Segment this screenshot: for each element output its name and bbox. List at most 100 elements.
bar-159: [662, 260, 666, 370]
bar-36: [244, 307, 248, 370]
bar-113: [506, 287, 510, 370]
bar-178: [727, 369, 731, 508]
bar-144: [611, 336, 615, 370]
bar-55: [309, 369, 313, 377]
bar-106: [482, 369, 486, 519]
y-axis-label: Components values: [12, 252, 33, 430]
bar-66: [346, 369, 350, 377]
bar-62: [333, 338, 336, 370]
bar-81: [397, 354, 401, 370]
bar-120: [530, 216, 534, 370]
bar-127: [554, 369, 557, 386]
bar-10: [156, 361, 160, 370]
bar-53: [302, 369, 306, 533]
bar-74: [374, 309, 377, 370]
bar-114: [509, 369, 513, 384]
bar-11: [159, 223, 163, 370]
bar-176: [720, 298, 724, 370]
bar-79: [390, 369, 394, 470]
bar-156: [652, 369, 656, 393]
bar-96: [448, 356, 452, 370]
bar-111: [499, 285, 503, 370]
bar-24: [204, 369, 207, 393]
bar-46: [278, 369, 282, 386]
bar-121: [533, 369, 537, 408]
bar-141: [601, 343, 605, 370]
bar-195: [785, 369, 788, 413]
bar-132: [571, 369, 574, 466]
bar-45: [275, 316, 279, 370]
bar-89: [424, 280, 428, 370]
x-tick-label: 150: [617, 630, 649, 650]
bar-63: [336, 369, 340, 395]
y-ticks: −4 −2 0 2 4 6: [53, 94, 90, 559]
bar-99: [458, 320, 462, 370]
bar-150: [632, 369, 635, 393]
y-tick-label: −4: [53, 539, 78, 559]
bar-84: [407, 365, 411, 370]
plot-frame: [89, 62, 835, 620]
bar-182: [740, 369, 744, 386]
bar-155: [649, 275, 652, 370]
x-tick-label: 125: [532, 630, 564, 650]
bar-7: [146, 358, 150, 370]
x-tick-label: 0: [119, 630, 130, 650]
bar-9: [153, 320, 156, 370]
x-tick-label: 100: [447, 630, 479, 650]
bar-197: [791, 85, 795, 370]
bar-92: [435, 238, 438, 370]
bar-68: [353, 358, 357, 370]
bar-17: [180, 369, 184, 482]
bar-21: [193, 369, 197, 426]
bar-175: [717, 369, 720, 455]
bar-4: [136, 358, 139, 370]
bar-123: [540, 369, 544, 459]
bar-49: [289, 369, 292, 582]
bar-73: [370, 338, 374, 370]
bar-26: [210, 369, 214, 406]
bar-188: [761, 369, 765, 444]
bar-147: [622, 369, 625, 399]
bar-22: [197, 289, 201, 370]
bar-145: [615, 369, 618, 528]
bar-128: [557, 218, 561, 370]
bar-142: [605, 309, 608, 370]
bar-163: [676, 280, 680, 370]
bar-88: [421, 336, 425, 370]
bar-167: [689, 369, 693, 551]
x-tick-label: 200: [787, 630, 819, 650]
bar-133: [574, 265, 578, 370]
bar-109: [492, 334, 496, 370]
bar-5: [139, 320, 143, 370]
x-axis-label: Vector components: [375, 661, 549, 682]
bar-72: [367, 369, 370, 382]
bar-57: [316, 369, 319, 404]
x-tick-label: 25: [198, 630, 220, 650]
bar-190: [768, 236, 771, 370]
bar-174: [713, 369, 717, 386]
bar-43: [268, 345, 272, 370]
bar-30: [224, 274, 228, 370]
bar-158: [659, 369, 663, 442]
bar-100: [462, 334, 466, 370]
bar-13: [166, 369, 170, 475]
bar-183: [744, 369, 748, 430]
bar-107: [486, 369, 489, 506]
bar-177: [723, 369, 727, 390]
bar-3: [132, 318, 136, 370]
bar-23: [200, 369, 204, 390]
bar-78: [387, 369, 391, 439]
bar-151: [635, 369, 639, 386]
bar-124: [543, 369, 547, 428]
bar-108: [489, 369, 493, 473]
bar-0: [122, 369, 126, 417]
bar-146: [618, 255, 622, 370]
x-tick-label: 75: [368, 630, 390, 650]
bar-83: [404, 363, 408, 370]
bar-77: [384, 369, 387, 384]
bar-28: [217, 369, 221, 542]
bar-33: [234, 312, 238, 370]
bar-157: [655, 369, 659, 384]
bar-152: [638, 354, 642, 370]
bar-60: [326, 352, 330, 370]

+ + + + +

**Exercise**. Reproduce the lines above verbatim.

**Problem solution**.
Segment this screenshot: for each element output its name and bbox. List at most 100 elements.
bar-159: [662, 260, 666, 370]
bar-36: [244, 307, 248, 370]
bar-113: [506, 287, 510, 370]
bar-178: [727, 369, 731, 508]
bar-144: [611, 336, 615, 370]
bar-55: [309, 369, 313, 377]
bar-106: [482, 369, 486, 519]
y-axis-label: Components values: [12, 252, 33, 430]
bar-66: [346, 369, 350, 377]
bar-62: [333, 338, 336, 370]
bar-81: [397, 354, 401, 370]
bar-120: [530, 216, 534, 370]
bar-127: [554, 369, 557, 386]
bar-10: [156, 361, 160, 370]
bar-53: [302, 369, 306, 533]
bar-74: [374, 309, 377, 370]
bar-114: [509, 369, 513, 384]
bar-11: [159, 223, 163, 370]
bar-176: [720, 298, 724, 370]
bar-79: [390, 369, 394, 470]
bar-156: [652, 369, 656, 393]
bar-96: [448, 356, 452, 370]
bar-111: [499, 285, 503, 370]
bar-24: [204, 369, 207, 393]
bar-46: [278, 369, 282, 386]
bar-121: [533, 369, 537, 408]
bar-141: [601, 343, 605, 370]
bar-195: [785, 369, 788, 413]
bar-132: [571, 369, 574, 466]
bar-45: [275, 316, 279, 370]
bar-89: [424, 280, 428, 370]
x-tick-label: 150: [617, 630, 649, 650]
bar-63: [336, 369, 340, 395]
y-ticks: −4 −2 0 2 4 6: [53, 94, 90, 559]
bar-99: [458, 320, 462, 370]
bar-150: [632, 369, 635, 393]
y-tick-label: −4: [53, 539, 78, 559]
bar-84: [407, 365, 411, 370]
plot-frame: [89, 62, 835, 620]
bar-182: [740, 369, 744, 386]
bar-155: [649, 275, 652, 370]
x-tick-label: 125: [532, 630, 564, 650]
bar-7: [146, 358, 150, 370]
x-tick-label: 0: [119, 630, 130, 650]
bar-9: [153, 320, 156, 370]
x-tick-label: 100: [447, 630, 479, 650]
bar-197: [791, 85, 795, 370]
bar-92: [435, 238, 438, 370]
bar-68: [353, 358, 357, 370]
bar-17: [180, 369, 184, 482]
bar-21: [193, 369, 197, 426]
bar-175: [717, 369, 720, 455]
bar-4: [136, 358, 139, 370]
bar-123: [540, 369, 544, 459]
bar-49: [289, 369, 292, 582]
bar-73: [370, 338, 374, 370]
bar-26: [210, 369, 214, 406]
bar-188: [761, 369, 765, 444]
bar-147: [622, 369, 625, 399]
bar-22: [197, 289, 201, 370]
bar-145: [615, 369, 618, 528]
bar-128: [557, 218, 561, 370]
bar-142: [605, 309, 608, 370]
bar-163: [676, 280, 680, 370]
bar-88: [421, 336, 425, 370]
bar-167: [689, 369, 693, 551]
x-tick-label: 200: [787, 630, 819, 650]
bar-133: [574, 265, 578, 370]
bar-109: [492, 334, 496, 370]
bar-5: [139, 320, 143, 370]
x-axis-label: Vector components: [375, 661, 549, 682]
bar-72: [367, 369, 370, 382]
bar-57: [316, 369, 319, 404]
x-tick-label: 25: [198, 630, 220, 650]
bar-190: [768, 236, 771, 370]
bar-174: [713, 369, 717, 386]
bar-43: [268, 345, 272, 370]
bar-30: [224, 274, 228, 370]
bar-158: [659, 369, 663, 442]
bar-100: [462, 334, 466, 370]
bar-13: [166, 369, 170, 475]
bar-183: [744, 369, 748, 430]
bar-107: [486, 369, 489, 506]
bar-177: [723, 369, 727, 390]
bar-3: [132, 318, 136, 370]
bar-23: [200, 369, 204, 390]
bar-78: [387, 369, 391, 439]
bar-151: [635, 369, 639, 386]
bar-124: [543, 369, 547, 428]
bar-108: [489, 369, 493, 473]
bar-0: [122, 369, 126, 417]
bar-146: [618, 255, 622, 370]
x-tick-label: 75: [368, 630, 390, 650]
bar-83: [404, 363, 408, 370]
bar-77: [384, 369, 387, 384]
bar-28: [217, 369, 221, 542]
bar-33: [234, 312, 238, 370]
bar-157: [655, 369, 659, 384]
bar-152: [638, 354, 642, 370]
bar-60: [326, 352, 330, 370]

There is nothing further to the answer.